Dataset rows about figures

<<<<

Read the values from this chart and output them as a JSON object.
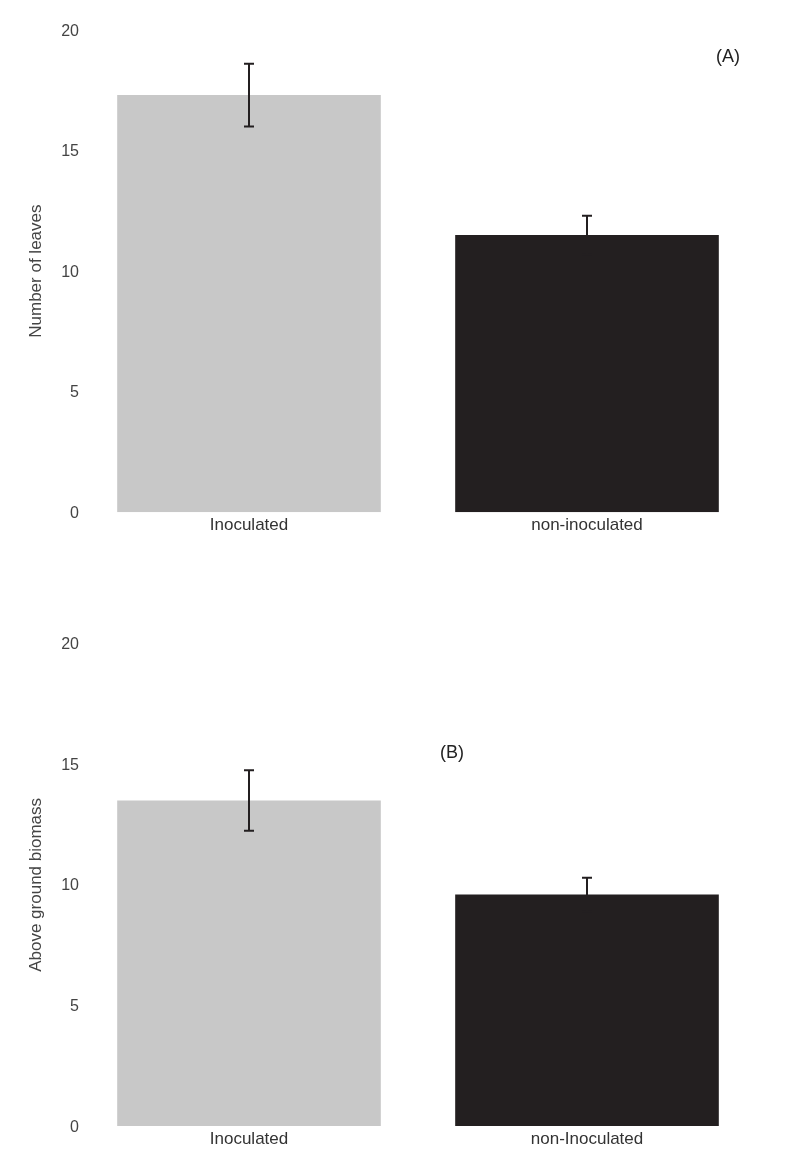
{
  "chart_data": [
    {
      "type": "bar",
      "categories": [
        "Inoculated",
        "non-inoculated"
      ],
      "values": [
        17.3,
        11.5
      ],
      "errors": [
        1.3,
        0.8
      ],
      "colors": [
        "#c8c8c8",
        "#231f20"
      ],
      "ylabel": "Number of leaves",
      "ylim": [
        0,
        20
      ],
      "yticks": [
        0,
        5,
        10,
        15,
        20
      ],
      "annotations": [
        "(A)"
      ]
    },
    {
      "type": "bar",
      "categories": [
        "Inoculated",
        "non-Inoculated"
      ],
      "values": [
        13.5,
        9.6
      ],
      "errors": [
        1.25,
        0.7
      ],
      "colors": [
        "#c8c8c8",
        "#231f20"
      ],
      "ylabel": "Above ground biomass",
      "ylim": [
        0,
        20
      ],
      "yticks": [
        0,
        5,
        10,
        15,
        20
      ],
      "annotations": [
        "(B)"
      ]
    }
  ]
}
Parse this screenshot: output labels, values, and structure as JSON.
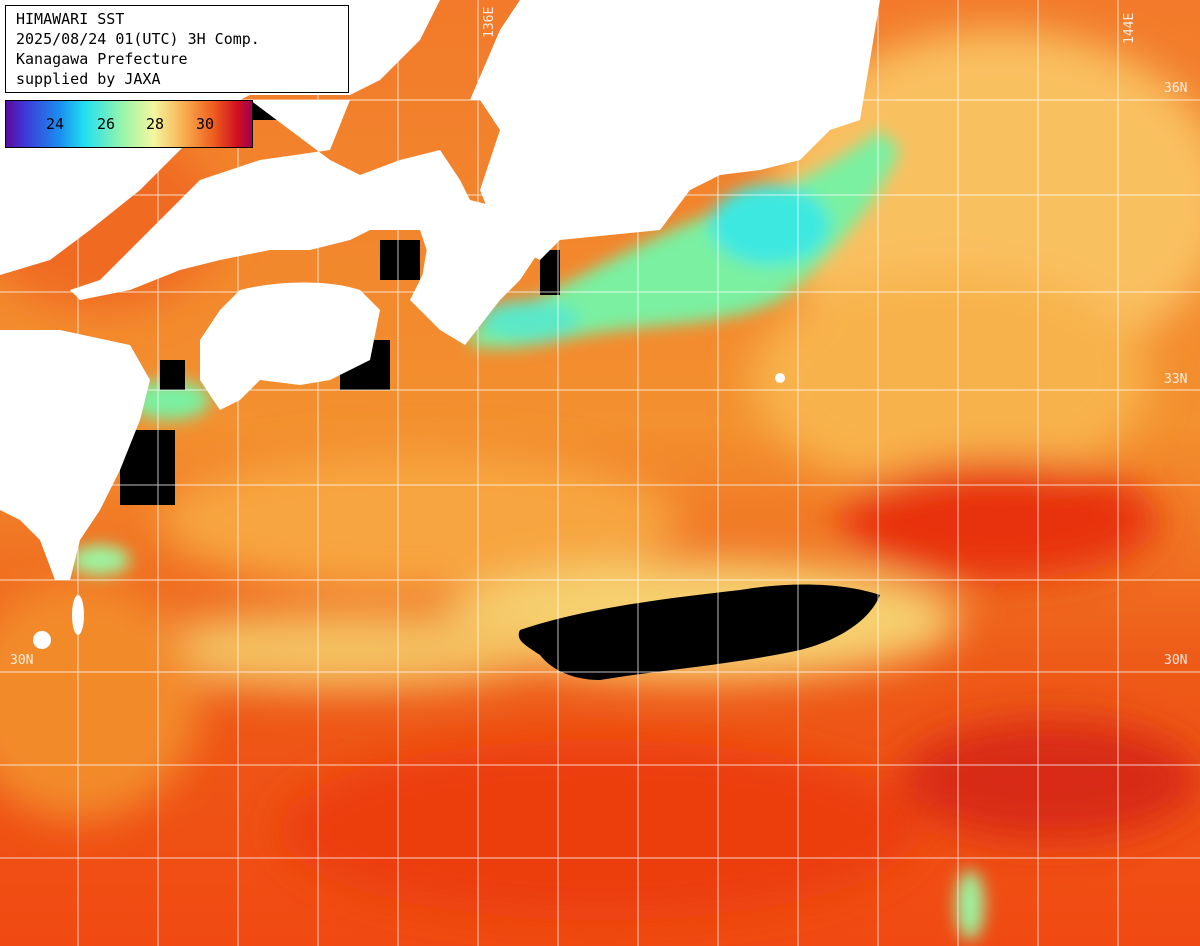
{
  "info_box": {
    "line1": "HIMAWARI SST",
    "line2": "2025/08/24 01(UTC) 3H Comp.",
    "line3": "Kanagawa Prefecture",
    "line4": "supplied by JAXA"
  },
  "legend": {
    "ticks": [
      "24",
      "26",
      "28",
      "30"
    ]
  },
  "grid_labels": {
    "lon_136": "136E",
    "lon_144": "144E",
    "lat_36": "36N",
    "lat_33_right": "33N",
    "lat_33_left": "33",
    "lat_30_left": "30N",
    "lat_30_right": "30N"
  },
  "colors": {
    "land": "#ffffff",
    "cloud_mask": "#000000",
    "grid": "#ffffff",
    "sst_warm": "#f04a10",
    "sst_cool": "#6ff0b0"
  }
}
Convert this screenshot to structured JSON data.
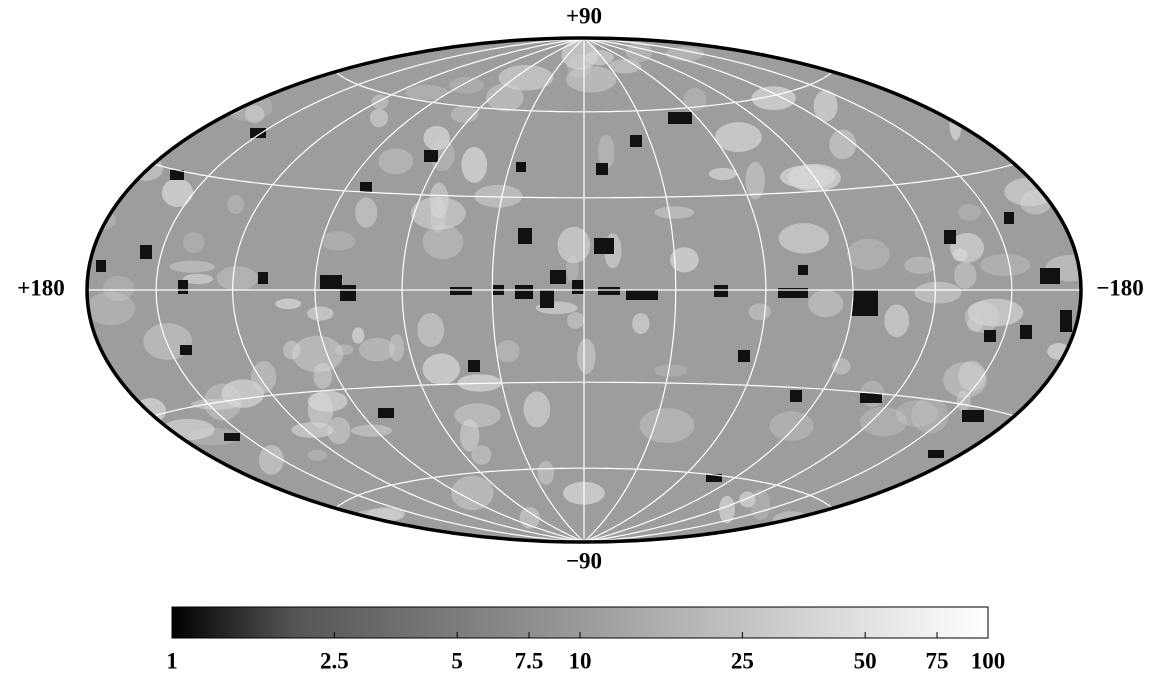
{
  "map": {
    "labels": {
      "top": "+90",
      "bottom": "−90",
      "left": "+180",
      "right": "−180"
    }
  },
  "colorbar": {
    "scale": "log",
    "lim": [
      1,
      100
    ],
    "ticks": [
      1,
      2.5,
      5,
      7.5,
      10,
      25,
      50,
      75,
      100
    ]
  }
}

>>>>
<<<<

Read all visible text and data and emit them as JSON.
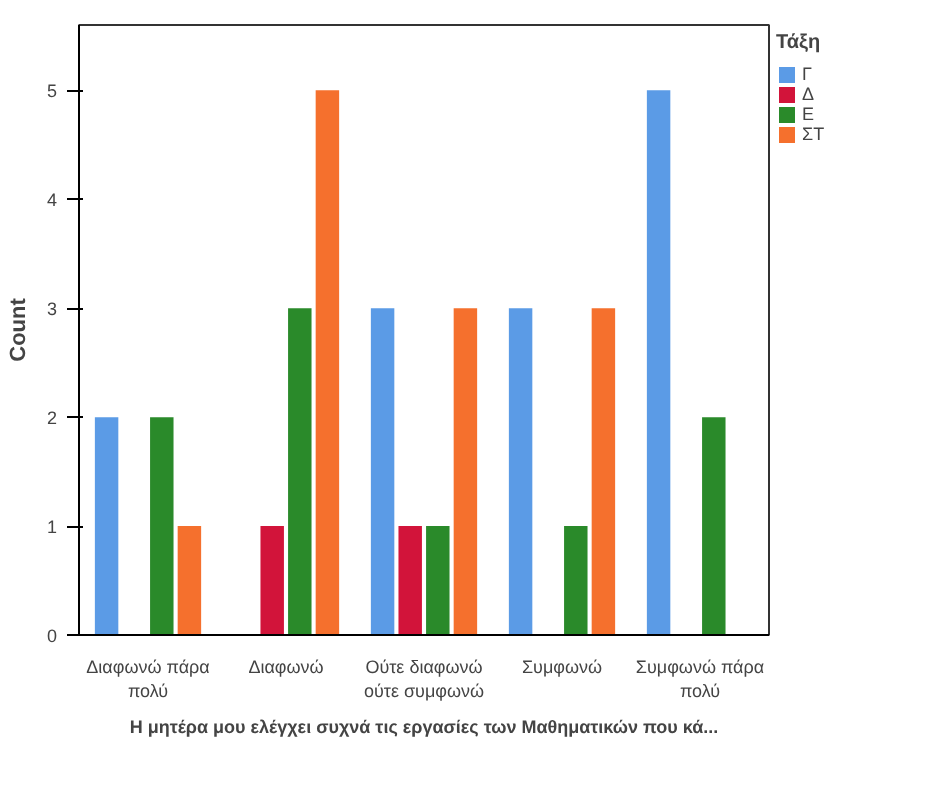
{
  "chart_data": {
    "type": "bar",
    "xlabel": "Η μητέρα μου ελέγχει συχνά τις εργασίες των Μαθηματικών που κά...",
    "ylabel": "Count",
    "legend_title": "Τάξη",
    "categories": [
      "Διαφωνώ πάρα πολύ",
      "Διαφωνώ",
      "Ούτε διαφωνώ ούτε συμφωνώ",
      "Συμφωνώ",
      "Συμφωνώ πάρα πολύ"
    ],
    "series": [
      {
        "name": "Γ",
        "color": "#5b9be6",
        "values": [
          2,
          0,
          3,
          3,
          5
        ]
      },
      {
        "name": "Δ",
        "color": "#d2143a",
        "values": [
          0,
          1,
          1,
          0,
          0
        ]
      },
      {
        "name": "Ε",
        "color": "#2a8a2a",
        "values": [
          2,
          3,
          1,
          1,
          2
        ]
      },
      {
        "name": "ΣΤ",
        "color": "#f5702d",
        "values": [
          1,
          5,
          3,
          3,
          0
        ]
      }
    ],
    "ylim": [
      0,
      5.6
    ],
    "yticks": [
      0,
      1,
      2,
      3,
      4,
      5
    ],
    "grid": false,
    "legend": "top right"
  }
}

>>>>
<<<<

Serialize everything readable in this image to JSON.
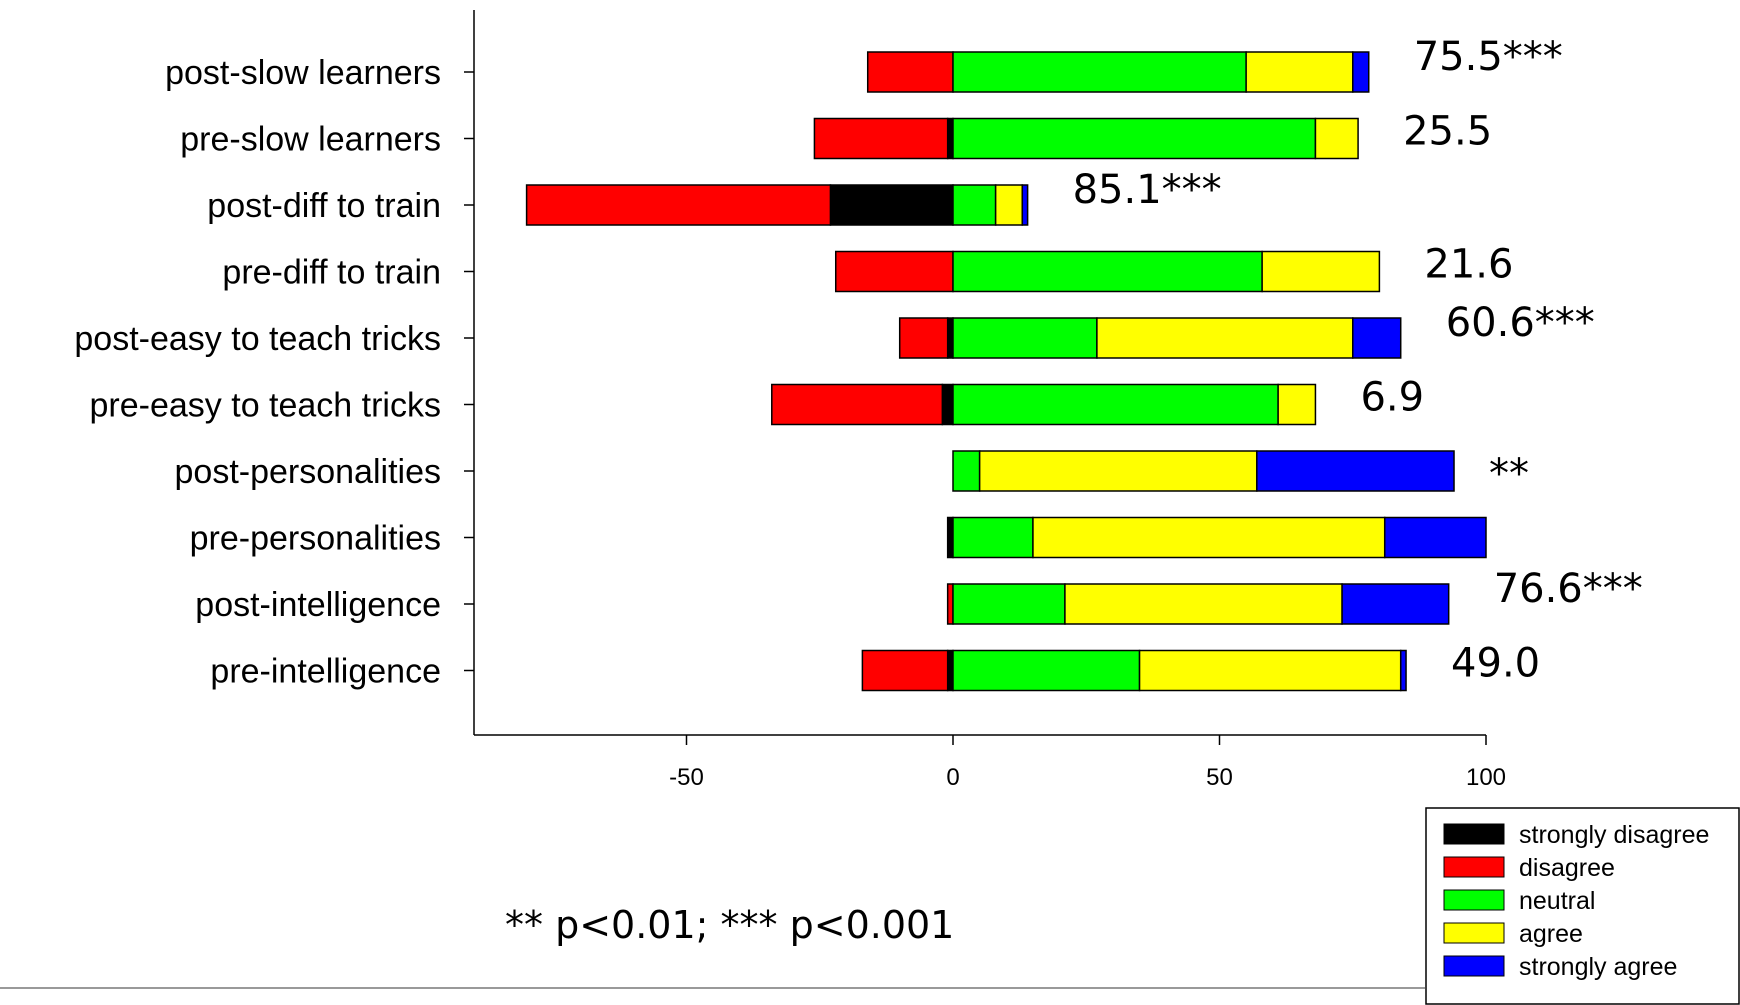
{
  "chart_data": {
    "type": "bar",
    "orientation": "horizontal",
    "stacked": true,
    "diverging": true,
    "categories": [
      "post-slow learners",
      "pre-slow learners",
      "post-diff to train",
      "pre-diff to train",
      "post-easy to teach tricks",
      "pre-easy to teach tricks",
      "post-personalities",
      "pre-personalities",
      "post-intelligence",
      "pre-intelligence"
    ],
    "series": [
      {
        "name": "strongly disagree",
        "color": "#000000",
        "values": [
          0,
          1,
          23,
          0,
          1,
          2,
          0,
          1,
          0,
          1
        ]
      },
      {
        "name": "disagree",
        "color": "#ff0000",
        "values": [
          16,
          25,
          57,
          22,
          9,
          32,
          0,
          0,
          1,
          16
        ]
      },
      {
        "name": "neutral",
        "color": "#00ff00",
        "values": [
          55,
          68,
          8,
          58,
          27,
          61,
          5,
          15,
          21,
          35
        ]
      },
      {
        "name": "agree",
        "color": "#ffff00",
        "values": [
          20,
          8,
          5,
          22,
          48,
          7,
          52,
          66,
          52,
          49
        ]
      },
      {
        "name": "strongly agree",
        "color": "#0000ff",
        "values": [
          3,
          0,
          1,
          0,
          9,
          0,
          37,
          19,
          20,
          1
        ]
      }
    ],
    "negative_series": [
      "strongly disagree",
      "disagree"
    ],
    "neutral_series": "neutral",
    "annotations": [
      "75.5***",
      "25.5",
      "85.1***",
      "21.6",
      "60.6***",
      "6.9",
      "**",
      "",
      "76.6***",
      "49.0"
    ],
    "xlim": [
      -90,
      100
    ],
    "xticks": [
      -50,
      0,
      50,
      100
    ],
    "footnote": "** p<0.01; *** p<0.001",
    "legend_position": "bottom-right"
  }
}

>>>>

Requirement
Write out every line of the listing that holds the word "personalities".

Result of the exercise
      "post-personalities",
      "pre-personalities",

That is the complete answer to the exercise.